Objective →
Your reply should be a single number: how many lines contain the string "由此可见".

Data provided →
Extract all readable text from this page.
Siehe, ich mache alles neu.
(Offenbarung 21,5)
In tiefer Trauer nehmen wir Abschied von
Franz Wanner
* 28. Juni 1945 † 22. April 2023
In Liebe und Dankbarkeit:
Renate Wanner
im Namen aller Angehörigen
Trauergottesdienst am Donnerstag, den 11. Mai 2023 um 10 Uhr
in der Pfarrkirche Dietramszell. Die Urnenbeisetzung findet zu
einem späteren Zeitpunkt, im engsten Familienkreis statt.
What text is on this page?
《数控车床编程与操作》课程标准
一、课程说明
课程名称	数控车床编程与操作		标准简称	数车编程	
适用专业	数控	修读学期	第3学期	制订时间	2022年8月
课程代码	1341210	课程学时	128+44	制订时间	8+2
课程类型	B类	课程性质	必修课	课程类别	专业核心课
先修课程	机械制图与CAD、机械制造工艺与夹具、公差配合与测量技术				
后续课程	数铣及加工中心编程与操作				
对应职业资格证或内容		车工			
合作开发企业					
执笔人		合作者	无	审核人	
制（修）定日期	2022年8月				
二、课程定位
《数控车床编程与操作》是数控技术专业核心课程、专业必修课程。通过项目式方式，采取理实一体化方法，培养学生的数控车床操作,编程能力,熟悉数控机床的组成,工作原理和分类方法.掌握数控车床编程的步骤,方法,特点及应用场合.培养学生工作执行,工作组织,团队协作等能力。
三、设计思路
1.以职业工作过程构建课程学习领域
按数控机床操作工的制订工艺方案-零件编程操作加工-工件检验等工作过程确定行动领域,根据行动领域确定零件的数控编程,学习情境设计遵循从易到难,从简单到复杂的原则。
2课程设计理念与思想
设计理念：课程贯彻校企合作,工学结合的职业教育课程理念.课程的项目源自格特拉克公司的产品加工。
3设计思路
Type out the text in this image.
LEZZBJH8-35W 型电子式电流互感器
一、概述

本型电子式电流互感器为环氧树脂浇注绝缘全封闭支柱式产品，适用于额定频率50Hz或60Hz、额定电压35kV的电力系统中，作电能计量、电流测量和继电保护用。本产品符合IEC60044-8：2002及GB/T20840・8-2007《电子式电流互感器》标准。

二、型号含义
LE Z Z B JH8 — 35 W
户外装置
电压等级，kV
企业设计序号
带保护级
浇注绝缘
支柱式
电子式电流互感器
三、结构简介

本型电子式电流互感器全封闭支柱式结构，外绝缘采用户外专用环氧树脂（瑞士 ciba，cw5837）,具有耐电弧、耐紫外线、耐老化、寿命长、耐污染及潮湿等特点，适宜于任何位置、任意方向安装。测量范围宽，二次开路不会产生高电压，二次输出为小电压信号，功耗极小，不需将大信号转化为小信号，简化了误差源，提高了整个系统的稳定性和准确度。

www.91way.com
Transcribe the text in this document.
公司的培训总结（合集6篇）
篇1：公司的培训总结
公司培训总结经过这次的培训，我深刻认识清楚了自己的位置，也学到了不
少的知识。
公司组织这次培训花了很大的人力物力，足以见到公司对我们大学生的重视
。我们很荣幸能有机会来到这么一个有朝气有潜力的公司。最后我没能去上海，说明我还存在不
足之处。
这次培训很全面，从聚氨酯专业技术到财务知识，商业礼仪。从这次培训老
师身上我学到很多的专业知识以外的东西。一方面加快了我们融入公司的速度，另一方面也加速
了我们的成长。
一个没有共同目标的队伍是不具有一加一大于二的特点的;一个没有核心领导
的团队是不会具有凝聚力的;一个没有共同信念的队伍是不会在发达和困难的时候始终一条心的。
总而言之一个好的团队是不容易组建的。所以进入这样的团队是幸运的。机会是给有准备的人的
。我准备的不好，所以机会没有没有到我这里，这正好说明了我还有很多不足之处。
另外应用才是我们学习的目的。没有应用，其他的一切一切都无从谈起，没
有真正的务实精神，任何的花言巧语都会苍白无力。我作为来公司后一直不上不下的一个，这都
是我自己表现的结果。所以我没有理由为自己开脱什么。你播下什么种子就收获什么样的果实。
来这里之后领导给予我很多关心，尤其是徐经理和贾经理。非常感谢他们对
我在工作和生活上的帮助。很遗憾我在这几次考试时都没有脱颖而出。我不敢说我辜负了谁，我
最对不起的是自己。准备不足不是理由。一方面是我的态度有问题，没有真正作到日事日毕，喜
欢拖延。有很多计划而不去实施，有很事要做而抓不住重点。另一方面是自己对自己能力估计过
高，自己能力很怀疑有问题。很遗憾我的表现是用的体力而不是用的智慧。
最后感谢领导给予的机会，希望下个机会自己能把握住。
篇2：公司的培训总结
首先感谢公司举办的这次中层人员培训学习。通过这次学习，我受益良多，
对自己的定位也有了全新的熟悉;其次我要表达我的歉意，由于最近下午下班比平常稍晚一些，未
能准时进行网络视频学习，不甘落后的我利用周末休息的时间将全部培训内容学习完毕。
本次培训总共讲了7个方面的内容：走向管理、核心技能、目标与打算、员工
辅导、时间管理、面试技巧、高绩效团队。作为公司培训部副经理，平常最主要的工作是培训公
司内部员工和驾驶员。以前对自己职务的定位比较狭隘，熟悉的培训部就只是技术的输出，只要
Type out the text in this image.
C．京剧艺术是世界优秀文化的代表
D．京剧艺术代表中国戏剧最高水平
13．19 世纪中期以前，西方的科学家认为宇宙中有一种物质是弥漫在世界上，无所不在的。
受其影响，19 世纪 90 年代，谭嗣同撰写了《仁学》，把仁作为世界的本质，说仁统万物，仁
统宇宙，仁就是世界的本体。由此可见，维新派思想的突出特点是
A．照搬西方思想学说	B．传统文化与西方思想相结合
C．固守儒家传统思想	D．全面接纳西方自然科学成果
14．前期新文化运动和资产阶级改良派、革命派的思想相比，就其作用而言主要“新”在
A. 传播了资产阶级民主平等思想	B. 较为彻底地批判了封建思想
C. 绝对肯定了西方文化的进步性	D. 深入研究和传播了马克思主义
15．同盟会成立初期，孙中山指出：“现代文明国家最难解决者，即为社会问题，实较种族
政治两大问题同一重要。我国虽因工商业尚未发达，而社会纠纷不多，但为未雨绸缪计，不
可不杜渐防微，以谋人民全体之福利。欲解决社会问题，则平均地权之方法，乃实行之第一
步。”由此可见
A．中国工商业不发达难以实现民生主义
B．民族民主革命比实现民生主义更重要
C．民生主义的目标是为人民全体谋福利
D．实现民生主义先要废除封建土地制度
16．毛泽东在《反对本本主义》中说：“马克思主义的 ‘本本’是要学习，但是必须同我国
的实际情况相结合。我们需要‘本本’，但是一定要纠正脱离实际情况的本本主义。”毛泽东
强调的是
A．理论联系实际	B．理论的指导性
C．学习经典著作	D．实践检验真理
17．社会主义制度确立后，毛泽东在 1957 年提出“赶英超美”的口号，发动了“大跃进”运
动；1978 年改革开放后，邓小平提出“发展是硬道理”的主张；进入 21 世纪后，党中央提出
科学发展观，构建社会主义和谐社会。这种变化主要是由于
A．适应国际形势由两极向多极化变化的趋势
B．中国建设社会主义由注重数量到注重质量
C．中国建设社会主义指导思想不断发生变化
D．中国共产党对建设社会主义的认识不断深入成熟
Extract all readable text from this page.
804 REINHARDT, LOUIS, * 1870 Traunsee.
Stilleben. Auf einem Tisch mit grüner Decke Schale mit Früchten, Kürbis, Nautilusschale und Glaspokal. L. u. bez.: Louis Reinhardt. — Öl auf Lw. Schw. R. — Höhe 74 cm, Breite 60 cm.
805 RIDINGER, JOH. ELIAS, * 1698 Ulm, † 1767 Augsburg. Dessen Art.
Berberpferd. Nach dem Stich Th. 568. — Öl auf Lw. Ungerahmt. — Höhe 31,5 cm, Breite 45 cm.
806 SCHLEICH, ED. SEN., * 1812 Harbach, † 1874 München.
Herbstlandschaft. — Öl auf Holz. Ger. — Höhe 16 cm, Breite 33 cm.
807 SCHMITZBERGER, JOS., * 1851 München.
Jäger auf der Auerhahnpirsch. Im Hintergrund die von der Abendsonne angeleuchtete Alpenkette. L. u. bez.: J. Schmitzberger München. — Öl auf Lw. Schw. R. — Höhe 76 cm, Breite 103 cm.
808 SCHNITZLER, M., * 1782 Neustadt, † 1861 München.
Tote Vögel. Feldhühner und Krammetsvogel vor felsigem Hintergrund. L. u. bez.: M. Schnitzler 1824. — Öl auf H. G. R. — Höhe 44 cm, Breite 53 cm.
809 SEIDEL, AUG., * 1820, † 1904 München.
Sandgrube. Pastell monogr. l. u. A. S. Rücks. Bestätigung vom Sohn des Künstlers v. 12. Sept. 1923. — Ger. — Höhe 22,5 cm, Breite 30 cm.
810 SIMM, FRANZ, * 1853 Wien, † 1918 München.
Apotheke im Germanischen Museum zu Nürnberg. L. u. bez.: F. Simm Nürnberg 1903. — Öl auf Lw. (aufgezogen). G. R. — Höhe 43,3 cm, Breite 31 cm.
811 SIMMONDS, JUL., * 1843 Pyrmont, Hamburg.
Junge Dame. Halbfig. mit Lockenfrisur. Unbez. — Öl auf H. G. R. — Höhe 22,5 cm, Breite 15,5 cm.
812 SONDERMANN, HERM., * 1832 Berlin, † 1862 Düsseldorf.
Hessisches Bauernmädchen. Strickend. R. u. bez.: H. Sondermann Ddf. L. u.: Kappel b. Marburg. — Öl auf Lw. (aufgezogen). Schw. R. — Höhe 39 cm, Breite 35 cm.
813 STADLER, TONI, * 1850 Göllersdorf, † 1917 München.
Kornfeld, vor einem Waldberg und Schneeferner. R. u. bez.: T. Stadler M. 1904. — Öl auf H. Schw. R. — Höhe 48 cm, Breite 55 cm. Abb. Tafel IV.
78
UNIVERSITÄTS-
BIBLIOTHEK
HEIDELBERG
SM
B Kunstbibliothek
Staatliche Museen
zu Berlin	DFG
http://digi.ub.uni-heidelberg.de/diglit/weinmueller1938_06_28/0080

Exercise solution →
2